SHORT TASK: Leave the pictures out and print every record below exactly as it stands.

PROVIDED ENTRIES:
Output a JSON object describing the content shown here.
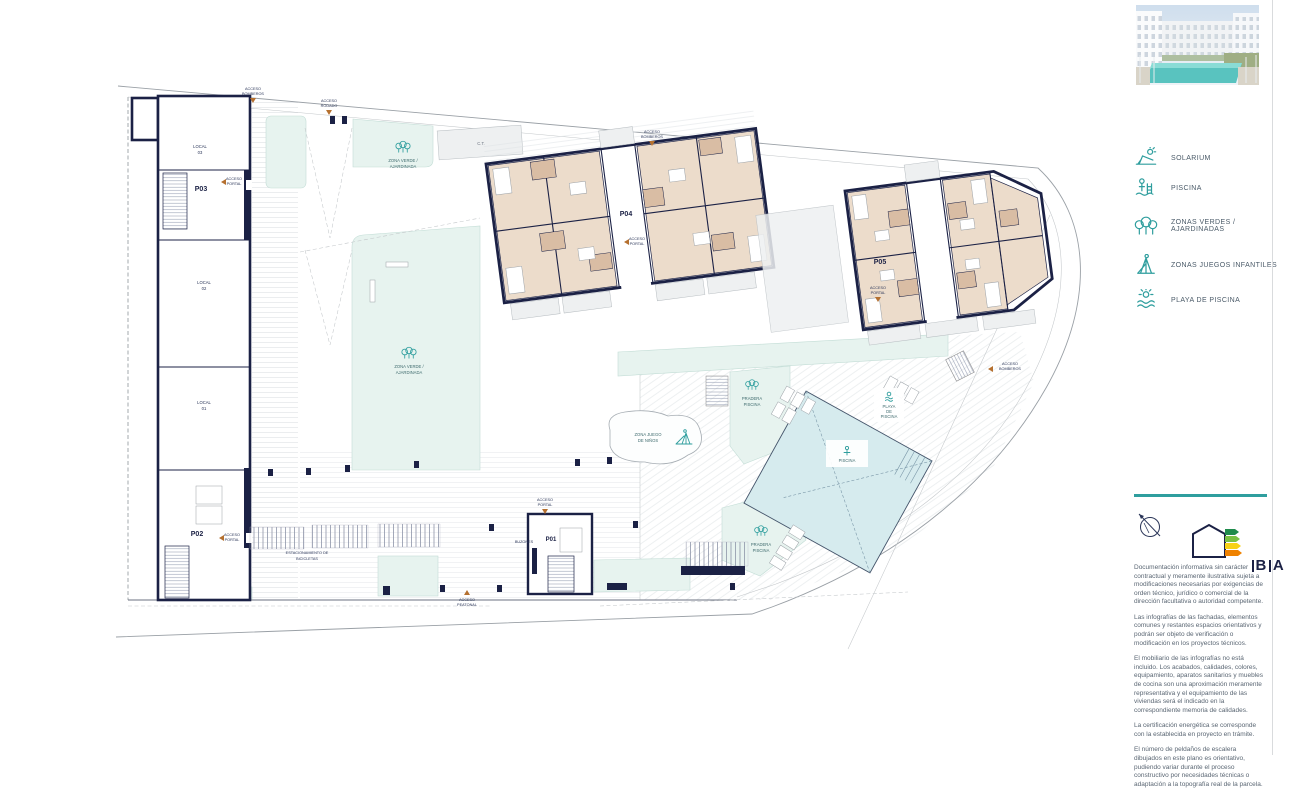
{
  "legend": {
    "items": [
      {
        "icon": "solarium-icon",
        "label": "SOLARIUM"
      },
      {
        "icon": "piscina-icon",
        "label": "PISCINA"
      },
      {
        "icon": "zonas-verdes-icon",
        "label": "ZONAS VERDES / AJARDINADAS"
      },
      {
        "icon": "juegos-infantiles-icon",
        "label": "ZONAS JUEGOS INFANTILES"
      },
      {
        "icon": "playa-piscina-icon",
        "label": "PLAYA DE PISCINA"
      }
    ]
  },
  "plan": {
    "portals": {
      "p01": "P01",
      "p02": "P02",
      "p03": "P03",
      "p04": "P04",
      "p05": "P05"
    },
    "locals": {
      "name": "LOCAL",
      "n1": "01",
      "n2": "02",
      "n3": "03"
    },
    "areas": {
      "zona_verde": [
        "ZONA VERDE /",
        "AJARDINADA"
      ],
      "zona_juegos": [
        "ZONA JUEGO",
        "DE NIÑOS"
      ],
      "pradera": [
        "PRADERA",
        "PISCINA"
      ],
      "playa": [
        "PLAYA",
        "DE",
        "PISCINA"
      ],
      "piscina": "PISCINA",
      "ct": "C.T.",
      "bicicletas": [
        "ESTACIONAMIENTO DE",
        "BICICLETAS"
      ],
      "buzones": "BUZONES"
    },
    "access": {
      "bomberos": [
        "ACCESO",
        "BOMBEROS"
      ],
      "rodado": [
        "ACCESO",
        "RODADO"
      ],
      "portal": [
        "ACCESO",
        "PORTAL"
      ],
      "peatonal": [
        "ACCESO",
        "PEATONAL"
      ]
    }
  },
  "energy": {
    "b": "B",
    "a": "A"
  },
  "footer": {
    "paragraphs": [
      "Documentación informativa sin carácter contractual y meramente ilustrativa sujeta a modificaciones necesarias por exigencias de orden técnico, jurídico o comercial de la dirección facultativa o autoridad competente.",
      "Las infografías de las fachadas, elementos comunes y restantes espacios orientativos y podrán ser objeto de verificación o modificación en los proyectos técnicos.",
      "El mobiliario de las infografías no está incluido. Los acabados, calidades, colores, equipamiento, aparatos sanitarios y muebles de cocina son una aproximación meramente representativa y el equipamiento de las viviendas será el indicado en la correspondiente memoria de calidades.",
      "La certificación energética se corresponde con la establecida en proyecto en trámite.",
      "El número de peldaños de escalera dibujados en este plano es orientativo, pudiendo variar durante el proceso constructivo por necesidades técnicas o adaptación a la topografía real de la parcela."
    ]
  },
  "colors": {
    "accent": "#2f9e9e",
    "wall": "#1b2145",
    "room": "#ecdccb",
    "bath": "#d9bda4",
    "green": "#e7f3ef",
    "pool": "#d6ebee",
    "marker": "#b5702f"
  }
}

RESPONSE:
Output a JSON object describing the content shown here.
{
  "legend": {
    "items": [
      {
        "icon": "solarium-icon",
        "label": "SOLARIUM"
      },
      {
        "icon": "piscina-icon",
        "label": "PISCINA"
      },
      {
        "icon": "zonas-verdes-icon",
        "label": "ZONAS VERDES / AJARDINADAS"
      },
      {
        "icon": "juegos-infantiles-icon",
        "label": "ZONAS JUEGOS INFANTILES"
      },
      {
        "icon": "playa-piscina-icon",
        "label": "PLAYA DE PISCINA"
      }
    ]
  },
  "plan": {
    "portals": {
      "p01": "P01",
      "p02": "P02",
      "p03": "P03",
      "p04": "P04",
      "p05": "P05"
    },
    "locals": {
      "name": "LOCAL",
      "n1": "01",
      "n2": "02",
      "n3": "03"
    },
    "areas": {
      "zona_verde": [
        "ZONA VERDE /",
        "AJARDINADA"
      ],
      "zona_juegos": [
        "ZONA JUEGO",
        "DE NIÑOS"
      ],
      "pradera": [
        "PRADERA",
        "PISCINA"
      ],
      "playa": [
        "PLAYA",
        "DE",
        "PISCINA"
      ],
      "piscina": "PISCINA",
      "ct": "C.T.",
      "bicicletas": [
        "ESTACIONAMIENTO DE",
        "BICICLETAS"
      ],
      "buzones": "BUZONES"
    },
    "access": {
      "bomberos": [
        "ACCESO",
        "BOMBEROS"
      ],
      "rodado": [
        "ACCESO",
        "RODADO"
      ],
      "portal": [
        "ACCESO",
        "PORTAL"
      ],
      "peatonal": [
        "ACCESO",
        "PEATONAL"
      ]
    }
  },
  "energy": {
    "b": "B",
    "a": "A"
  },
  "footer": {
    "paragraphs": [
      "Documentación informativa sin carácter contractual y meramente ilustrativa sujeta a modificaciones necesarias por exigencias de orden técnico, jurídico o comercial de la dirección facultativa o autoridad competente.",
      "Las infografías de las fachadas, elementos comunes y restantes espacios orientativos y podrán ser objeto de verificación o modificación en los proyectos técnicos.",
      "El mobiliario de las infografías no está incluido. Los acabados, calidades, colores, equipamiento, aparatos sanitarios y muebles de cocina son una aproximación meramente representativa y el equipamiento de las viviendas será el indicado en la correspondiente memoria de calidades.",
      "La certificación energética se corresponde con la establecida en proyecto en trámite.",
      "El número de peldaños de escalera dibujados en este plano es orientativo, pudiendo variar durante el proceso constructivo por necesidades técnicas o adaptación a la topografía real de la parcela."
    ]
  },
  "colors": {
    "accent": "#2f9e9e",
    "wall": "#1b2145",
    "room": "#ecdccb",
    "bath": "#d9bda4",
    "green": "#e7f3ef",
    "pool": "#d6ebee",
    "marker": "#b5702f"
  }
}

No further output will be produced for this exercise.